#### [Excerpts from a figure dataset]

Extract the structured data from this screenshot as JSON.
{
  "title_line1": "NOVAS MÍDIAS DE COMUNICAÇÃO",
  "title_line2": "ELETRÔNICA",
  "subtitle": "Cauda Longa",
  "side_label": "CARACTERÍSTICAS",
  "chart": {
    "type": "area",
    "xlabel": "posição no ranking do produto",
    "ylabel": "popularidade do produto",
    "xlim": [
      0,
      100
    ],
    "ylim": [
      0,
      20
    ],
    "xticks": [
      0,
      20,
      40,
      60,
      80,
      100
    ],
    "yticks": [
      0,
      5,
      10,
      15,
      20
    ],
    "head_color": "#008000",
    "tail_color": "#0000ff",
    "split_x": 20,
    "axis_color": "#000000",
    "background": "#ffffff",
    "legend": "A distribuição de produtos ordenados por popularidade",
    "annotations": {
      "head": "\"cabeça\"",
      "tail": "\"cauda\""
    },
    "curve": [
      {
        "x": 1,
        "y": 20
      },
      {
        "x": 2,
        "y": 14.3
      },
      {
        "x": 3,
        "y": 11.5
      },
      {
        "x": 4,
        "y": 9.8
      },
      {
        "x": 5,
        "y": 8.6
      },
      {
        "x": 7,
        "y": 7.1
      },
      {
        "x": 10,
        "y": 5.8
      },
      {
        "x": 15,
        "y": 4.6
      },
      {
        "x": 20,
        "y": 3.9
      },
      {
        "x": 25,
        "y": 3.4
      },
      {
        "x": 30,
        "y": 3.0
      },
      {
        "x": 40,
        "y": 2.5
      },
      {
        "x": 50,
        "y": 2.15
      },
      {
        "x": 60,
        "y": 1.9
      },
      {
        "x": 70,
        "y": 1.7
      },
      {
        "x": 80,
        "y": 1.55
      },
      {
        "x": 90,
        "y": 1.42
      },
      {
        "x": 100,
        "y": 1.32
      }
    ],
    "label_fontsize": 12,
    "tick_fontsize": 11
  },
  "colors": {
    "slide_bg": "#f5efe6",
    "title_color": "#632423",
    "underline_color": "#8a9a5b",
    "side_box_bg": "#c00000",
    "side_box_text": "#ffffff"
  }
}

* * *

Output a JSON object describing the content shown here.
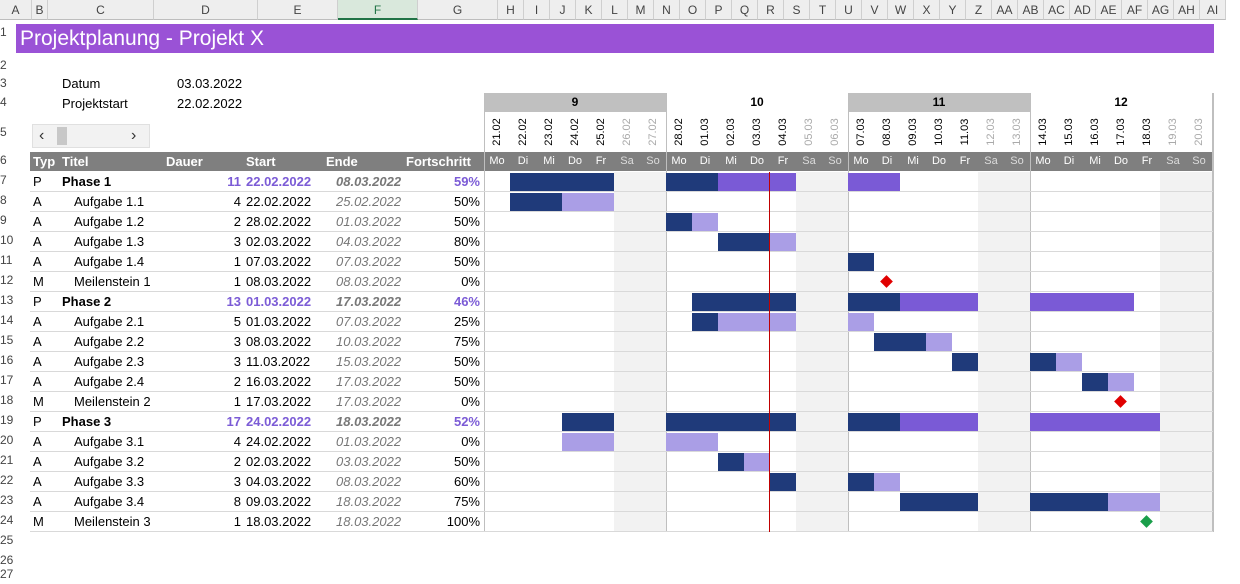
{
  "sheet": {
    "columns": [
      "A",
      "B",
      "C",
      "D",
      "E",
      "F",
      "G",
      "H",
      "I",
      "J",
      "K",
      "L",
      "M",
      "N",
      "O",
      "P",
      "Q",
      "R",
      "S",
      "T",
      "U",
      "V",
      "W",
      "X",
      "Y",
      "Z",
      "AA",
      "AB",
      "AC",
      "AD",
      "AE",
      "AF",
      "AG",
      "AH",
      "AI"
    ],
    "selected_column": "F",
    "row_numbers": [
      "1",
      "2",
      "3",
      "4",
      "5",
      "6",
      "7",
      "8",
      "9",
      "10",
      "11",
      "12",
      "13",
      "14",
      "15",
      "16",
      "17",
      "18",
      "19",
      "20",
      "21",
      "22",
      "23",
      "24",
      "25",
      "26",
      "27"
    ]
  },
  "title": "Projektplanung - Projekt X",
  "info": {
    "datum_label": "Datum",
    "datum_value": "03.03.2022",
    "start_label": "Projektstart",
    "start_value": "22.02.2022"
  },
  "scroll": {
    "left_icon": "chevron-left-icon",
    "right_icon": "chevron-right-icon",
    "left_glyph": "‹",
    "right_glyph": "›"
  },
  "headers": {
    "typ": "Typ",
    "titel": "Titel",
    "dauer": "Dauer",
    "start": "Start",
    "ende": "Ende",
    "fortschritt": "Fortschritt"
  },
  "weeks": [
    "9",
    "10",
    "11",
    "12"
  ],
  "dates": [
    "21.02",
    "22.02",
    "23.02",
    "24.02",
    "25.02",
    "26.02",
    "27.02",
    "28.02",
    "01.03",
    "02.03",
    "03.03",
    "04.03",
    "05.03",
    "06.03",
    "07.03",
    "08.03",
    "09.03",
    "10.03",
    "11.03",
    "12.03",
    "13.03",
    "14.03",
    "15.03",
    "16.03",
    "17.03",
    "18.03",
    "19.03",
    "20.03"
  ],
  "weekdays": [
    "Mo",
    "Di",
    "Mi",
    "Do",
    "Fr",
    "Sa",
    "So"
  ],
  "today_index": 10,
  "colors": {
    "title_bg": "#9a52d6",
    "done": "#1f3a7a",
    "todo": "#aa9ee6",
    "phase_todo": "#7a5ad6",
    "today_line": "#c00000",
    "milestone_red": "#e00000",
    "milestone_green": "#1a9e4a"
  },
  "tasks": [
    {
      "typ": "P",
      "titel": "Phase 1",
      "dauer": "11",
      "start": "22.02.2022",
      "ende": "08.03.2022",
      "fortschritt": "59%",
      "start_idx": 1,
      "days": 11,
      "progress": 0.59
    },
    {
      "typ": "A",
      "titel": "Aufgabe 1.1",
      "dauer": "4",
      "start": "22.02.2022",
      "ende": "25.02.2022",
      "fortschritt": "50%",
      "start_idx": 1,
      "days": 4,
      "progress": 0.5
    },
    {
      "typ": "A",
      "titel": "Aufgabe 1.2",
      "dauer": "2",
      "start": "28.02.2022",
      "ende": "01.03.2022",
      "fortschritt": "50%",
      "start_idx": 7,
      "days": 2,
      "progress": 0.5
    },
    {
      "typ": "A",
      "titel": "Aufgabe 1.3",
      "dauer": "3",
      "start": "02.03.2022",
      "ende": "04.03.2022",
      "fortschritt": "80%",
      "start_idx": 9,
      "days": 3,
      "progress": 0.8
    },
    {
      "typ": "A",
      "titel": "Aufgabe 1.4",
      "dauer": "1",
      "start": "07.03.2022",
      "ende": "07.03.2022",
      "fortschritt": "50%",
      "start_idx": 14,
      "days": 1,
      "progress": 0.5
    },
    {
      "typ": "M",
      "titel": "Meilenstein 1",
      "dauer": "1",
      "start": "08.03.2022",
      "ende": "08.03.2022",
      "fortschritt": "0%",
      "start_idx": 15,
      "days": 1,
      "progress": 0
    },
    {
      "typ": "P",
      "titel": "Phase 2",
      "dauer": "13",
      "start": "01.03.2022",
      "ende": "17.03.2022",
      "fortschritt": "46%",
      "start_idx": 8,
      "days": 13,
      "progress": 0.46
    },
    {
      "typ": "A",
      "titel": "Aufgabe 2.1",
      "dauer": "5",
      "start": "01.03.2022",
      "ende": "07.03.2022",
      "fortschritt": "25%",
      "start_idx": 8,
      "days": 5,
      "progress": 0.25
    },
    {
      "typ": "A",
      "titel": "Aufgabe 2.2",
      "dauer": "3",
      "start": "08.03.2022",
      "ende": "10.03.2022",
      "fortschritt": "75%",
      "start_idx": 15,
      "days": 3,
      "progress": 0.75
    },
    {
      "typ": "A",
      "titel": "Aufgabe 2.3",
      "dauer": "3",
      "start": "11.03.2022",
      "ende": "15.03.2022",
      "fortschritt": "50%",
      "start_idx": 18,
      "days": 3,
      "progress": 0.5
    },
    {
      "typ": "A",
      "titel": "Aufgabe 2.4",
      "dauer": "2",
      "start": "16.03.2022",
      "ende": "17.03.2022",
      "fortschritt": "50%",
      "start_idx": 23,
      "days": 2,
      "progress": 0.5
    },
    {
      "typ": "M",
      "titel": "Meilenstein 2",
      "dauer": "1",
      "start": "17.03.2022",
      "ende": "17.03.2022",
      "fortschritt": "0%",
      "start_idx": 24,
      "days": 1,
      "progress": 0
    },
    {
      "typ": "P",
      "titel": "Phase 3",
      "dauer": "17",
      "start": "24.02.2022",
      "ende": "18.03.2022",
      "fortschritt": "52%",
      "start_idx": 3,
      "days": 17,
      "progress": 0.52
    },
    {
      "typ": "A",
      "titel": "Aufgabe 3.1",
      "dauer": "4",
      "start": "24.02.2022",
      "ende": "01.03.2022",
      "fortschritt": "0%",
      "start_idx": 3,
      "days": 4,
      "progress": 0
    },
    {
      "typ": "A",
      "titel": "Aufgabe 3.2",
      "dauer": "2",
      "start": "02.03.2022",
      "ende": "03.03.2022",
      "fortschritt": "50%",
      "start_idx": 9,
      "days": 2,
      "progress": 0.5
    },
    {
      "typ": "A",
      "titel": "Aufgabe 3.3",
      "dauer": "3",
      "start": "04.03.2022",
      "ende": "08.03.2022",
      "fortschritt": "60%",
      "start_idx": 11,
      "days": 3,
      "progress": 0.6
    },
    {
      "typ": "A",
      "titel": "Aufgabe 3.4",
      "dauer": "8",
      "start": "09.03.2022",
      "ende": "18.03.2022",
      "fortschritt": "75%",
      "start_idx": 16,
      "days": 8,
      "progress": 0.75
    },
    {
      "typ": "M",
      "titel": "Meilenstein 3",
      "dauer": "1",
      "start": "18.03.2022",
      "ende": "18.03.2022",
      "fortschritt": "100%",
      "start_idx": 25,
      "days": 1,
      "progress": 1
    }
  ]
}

#### [Task to complete]
Your task is to pick out every line with the string "popularidade" and copy it.

#### [Result]
    "ylabel": "popularidade do produto",
    "legend": "A distribuição de produtos ordenados por popularidade",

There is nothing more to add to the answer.